■ ACTION ITEM ■
Reproduce the March blog recap below in full, word for word.

March powered through like a freight train on greased wheels and I’m happy to say I didn’t derail!

Spring has finally arrived and, for the first time since I planted bulbs, the bunnies haven’t chomped my flowers down to the nubs. That must be a sign of good things to come!

I had a busy blogging month. I read some good books, profiled two indie authors, brushed up on my vocabulary and grammar, wrote and shared some special posts and made a few YouTube videos.

Here’s a quick “ICYMI” summary of what went down in March at Book Club Mom. Click on the links to visit each post.


Book Reviews

Mar 3: The Widow by Fiona Barton
Mar 11: Transcription by Kate Atkinson
Mar 22: Bluebird, Bluebird by Attica Locke
Mar 24: What If? by Randall Munroe
Mar 30: How to Be a Good Creature by Sy Montgomery


Mar 6: Giselle Roeder
Mar 19: Gina Briganti

I love meeting indie authors and I’m always looking for new profiles to post. If you are interested in being featured, please email bvitelli2009@gmail for more information.


Grammar and Vocabulary

(Images: Pixabay)

I may have majored in English, but I make plenty of mistakes. These grammar and vocabulary posts are my way of staying fresh with the rules:

Mar 5: On vocabulary, words both big and small…
Mar 21: “Into” and “in to” – are you into it?

■ PROVIDED RECORDS ■
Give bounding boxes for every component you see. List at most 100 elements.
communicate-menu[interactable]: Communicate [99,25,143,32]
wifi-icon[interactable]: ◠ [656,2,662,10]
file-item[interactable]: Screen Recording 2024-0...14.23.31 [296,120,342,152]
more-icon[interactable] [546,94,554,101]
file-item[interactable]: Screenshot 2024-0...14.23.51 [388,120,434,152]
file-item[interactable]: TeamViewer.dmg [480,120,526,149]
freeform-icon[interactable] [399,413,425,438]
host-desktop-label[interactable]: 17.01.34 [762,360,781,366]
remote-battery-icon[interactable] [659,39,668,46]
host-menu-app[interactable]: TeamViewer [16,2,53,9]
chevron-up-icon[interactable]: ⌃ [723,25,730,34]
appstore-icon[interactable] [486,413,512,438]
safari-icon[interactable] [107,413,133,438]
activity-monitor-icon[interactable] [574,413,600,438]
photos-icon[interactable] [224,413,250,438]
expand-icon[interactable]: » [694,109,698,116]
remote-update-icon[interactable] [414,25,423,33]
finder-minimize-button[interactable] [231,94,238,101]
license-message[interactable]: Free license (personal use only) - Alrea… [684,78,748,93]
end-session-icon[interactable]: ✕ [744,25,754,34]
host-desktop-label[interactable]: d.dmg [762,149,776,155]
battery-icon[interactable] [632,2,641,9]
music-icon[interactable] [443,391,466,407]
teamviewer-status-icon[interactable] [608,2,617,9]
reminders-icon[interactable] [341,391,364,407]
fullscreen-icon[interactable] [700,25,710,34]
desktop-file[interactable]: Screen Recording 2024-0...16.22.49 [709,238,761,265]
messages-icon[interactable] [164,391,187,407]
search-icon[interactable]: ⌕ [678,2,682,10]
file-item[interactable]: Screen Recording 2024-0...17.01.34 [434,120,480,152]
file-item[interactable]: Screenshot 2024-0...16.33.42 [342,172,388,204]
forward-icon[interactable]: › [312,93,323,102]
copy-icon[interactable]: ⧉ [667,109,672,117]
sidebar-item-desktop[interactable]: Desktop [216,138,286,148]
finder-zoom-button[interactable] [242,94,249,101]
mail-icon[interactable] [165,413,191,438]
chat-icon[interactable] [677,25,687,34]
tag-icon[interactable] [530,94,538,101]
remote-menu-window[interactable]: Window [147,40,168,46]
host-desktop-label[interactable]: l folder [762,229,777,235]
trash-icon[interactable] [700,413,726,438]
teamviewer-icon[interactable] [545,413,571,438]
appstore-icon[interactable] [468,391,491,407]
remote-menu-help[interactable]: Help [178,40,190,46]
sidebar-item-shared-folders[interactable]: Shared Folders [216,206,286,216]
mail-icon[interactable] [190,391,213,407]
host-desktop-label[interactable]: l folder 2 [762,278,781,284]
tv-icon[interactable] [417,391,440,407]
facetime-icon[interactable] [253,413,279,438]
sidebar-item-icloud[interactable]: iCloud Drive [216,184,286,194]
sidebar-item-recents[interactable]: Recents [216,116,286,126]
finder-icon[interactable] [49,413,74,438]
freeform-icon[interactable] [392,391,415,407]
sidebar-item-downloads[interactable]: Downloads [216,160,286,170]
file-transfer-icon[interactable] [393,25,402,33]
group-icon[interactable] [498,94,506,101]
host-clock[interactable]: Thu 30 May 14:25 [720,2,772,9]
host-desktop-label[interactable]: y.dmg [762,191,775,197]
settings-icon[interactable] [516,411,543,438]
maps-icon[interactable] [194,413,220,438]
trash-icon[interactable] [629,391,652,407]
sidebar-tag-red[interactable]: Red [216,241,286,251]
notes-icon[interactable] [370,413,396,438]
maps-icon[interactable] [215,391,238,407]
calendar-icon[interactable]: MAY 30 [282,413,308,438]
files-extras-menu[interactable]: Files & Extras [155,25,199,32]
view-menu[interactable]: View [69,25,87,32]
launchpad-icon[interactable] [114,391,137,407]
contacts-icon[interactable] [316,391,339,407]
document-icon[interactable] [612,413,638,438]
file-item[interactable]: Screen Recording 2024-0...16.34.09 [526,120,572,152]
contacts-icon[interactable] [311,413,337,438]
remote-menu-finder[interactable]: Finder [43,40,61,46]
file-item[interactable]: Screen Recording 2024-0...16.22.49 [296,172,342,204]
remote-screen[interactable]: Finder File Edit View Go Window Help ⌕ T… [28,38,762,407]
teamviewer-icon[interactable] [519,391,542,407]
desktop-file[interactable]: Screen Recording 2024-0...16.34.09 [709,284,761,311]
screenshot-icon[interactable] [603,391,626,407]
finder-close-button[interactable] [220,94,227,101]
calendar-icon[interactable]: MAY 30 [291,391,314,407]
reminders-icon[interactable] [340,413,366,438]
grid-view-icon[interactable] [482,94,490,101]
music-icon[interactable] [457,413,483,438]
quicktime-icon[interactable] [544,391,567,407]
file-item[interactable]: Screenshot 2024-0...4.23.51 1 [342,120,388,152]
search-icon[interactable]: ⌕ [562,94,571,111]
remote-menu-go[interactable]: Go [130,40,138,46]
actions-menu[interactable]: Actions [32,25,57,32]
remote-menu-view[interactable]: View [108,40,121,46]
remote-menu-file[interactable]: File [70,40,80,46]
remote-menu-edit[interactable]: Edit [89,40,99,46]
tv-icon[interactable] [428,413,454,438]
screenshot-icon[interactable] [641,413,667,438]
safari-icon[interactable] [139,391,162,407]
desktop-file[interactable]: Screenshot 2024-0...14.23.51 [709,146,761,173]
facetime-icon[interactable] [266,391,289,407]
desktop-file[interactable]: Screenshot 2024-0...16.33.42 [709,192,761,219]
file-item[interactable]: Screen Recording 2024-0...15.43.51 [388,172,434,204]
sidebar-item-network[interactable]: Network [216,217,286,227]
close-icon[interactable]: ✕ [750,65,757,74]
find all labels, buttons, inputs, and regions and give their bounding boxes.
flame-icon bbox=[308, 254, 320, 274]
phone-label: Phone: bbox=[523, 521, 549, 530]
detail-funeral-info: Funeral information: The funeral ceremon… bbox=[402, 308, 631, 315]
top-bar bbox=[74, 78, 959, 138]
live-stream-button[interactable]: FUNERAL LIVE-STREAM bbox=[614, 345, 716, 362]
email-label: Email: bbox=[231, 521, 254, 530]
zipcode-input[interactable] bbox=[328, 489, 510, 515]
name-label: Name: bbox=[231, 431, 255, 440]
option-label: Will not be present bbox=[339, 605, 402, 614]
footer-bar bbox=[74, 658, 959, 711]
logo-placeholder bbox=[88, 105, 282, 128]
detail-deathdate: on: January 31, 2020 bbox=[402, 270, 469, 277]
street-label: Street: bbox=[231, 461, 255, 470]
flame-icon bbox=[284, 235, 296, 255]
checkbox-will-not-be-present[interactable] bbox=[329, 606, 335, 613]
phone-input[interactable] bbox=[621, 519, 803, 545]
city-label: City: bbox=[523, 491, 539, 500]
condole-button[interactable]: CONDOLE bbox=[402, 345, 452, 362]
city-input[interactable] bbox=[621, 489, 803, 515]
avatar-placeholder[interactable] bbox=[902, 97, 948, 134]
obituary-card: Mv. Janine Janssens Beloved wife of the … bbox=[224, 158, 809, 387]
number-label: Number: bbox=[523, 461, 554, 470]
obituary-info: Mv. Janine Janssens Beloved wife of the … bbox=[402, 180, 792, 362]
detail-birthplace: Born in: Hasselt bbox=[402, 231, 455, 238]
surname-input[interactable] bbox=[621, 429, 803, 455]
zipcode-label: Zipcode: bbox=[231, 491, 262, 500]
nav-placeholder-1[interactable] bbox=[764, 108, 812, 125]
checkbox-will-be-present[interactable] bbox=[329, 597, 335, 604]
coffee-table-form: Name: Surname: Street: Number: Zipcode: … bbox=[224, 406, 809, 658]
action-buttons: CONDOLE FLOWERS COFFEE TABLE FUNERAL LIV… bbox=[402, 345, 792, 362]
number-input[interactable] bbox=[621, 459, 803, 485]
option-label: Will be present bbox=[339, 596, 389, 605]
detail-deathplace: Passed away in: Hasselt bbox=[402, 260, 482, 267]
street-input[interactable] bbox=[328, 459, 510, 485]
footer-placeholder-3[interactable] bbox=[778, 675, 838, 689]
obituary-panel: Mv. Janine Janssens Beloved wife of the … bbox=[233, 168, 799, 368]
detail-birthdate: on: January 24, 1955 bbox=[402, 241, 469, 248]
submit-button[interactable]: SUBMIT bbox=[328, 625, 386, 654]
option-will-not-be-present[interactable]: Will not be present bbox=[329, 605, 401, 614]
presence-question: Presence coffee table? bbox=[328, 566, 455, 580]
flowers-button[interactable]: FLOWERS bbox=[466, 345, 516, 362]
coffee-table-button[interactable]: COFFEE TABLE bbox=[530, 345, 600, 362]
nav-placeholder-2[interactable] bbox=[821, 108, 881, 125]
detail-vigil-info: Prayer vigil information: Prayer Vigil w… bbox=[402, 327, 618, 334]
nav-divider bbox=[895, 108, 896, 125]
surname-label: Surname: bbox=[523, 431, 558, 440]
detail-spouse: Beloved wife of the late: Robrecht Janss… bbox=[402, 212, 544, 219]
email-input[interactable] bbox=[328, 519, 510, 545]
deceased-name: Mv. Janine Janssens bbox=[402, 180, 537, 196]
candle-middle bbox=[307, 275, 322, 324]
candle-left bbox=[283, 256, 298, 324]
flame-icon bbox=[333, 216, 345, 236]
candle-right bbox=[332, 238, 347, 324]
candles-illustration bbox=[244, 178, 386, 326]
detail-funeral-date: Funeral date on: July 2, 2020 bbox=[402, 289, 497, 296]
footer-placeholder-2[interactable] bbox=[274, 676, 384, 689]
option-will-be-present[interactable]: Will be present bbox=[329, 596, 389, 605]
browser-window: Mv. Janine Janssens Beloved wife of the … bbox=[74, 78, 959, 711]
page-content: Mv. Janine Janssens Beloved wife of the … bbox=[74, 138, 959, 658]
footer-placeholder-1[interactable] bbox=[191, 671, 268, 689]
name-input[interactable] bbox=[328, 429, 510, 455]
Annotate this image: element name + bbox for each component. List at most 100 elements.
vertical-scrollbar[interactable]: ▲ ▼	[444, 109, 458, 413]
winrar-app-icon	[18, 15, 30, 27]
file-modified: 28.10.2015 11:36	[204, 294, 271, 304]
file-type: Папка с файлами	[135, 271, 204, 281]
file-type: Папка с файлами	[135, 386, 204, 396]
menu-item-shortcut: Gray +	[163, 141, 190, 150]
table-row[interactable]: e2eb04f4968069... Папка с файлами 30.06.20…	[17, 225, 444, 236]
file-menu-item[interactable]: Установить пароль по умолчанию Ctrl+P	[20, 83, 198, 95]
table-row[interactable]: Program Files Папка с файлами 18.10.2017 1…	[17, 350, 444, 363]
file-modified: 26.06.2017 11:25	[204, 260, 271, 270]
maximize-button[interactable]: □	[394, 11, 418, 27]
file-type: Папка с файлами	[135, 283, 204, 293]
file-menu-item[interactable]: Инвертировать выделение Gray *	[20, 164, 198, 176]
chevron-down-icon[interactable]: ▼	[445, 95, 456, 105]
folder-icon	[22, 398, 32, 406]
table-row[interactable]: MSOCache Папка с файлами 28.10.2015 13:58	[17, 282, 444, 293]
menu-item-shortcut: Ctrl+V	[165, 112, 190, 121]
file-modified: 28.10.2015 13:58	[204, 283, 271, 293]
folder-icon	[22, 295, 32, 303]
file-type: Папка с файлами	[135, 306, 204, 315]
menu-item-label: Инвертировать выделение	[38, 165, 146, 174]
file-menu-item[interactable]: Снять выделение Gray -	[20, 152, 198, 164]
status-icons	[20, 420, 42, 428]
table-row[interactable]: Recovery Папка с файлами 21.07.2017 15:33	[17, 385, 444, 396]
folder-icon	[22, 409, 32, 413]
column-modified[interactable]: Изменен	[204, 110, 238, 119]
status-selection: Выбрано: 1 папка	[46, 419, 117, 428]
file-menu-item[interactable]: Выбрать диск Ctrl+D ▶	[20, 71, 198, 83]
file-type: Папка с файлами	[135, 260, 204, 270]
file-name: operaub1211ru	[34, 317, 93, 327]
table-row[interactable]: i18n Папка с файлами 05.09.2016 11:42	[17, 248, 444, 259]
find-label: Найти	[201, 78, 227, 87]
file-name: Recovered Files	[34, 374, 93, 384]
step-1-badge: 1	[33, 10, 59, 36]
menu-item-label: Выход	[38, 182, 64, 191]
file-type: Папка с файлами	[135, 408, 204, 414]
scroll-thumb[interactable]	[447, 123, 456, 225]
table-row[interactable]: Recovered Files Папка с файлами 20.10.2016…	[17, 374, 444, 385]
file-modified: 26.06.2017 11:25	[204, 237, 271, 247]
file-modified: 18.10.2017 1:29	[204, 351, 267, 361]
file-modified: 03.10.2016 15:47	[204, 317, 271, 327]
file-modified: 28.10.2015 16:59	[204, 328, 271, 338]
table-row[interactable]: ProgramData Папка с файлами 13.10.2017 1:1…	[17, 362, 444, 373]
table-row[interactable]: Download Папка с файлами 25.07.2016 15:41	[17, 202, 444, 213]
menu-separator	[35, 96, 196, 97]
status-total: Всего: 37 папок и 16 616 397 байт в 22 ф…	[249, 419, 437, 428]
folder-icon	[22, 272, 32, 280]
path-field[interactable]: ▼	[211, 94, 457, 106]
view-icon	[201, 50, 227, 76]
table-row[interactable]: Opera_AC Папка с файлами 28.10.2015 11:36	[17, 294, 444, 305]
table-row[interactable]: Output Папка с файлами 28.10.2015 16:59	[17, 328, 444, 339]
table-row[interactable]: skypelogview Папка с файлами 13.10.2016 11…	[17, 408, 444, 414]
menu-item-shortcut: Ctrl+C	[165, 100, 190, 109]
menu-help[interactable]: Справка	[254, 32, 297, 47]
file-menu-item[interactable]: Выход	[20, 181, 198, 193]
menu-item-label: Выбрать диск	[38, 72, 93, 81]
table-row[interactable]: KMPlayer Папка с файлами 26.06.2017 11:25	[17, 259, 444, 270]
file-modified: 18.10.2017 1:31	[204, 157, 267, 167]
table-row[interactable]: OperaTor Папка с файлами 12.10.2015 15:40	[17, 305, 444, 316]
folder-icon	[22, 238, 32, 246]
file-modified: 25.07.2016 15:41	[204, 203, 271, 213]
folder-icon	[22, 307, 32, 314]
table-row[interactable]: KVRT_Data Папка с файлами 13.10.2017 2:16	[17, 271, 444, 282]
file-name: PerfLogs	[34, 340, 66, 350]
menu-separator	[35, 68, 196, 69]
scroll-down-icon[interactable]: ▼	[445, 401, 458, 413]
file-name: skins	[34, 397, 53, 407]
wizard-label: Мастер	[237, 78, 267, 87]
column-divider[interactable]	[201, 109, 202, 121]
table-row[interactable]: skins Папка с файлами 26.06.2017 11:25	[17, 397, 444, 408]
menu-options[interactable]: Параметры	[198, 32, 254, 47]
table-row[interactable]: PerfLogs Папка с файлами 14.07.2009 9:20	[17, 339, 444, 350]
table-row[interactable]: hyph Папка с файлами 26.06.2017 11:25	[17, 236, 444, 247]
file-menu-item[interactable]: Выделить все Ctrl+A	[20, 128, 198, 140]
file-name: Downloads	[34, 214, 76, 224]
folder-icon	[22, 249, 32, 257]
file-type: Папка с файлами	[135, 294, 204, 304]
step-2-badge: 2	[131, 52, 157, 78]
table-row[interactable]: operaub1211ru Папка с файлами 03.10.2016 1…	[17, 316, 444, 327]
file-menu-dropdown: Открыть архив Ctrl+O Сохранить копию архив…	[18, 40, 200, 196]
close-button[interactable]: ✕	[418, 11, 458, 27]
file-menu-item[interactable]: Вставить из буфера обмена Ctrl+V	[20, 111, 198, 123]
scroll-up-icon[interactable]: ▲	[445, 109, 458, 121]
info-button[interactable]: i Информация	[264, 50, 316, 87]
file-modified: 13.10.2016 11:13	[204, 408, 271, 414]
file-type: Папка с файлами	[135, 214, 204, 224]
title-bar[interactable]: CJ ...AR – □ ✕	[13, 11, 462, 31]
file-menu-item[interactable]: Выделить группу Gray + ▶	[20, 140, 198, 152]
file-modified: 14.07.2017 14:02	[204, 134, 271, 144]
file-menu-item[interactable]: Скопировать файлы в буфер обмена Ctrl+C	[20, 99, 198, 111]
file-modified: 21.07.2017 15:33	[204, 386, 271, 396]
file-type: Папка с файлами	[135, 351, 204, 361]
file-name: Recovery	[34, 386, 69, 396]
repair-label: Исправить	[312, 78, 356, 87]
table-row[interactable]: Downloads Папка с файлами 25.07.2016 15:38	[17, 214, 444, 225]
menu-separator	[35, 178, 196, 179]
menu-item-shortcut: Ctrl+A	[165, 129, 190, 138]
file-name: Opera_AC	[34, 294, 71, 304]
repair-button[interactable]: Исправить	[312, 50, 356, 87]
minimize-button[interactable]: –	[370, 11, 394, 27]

■ RESULT BELOW ■
March powered through like a freight train on greased wheels and I’m happy to say I didn’t derail!

Spring has finally arrived and, for the first time since I planted bulbs, the bunnies haven’t chomped my flowers down to the nubs. That must be a sign of good things to come!

I had a busy blogging month. I read some good books, profiled two indie authors, brushed up on my vocabulary and grammar, wrote and shared some special posts and made a few YouTube videos.

Here’s a quick “ICYMI” summary of what went down in March at Book Club Mom. Click on the links to visit each post.


Book Reviews

Mar 3: The Widow by Fiona Barton
Mar 11: Transcription by Kate Atkinson
Mar 22: Bluebird, Bluebird by Attica Locke
Mar 24: What If? by Randall Munroe
Mar 30: How to Be a Good Creature by Sy Montgomery


Mar 6: Giselle Roeder
Mar 19: Gina Briganti

I love meeting indie authors and I’m always looking for new profiles to post. If you are interested in being featured, please email bvitelli2009@gmail for more information.


Grammar and Vocabulary

(Images: Pixabay)

I may have majored in English, but I make plenty of mistakes. These grammar and vocabulary posts are my way of staying fresh with the rules:

Mar 5: On vocabulary, words both big and small…
Mar 21: “Into” and “in to” – are you into it?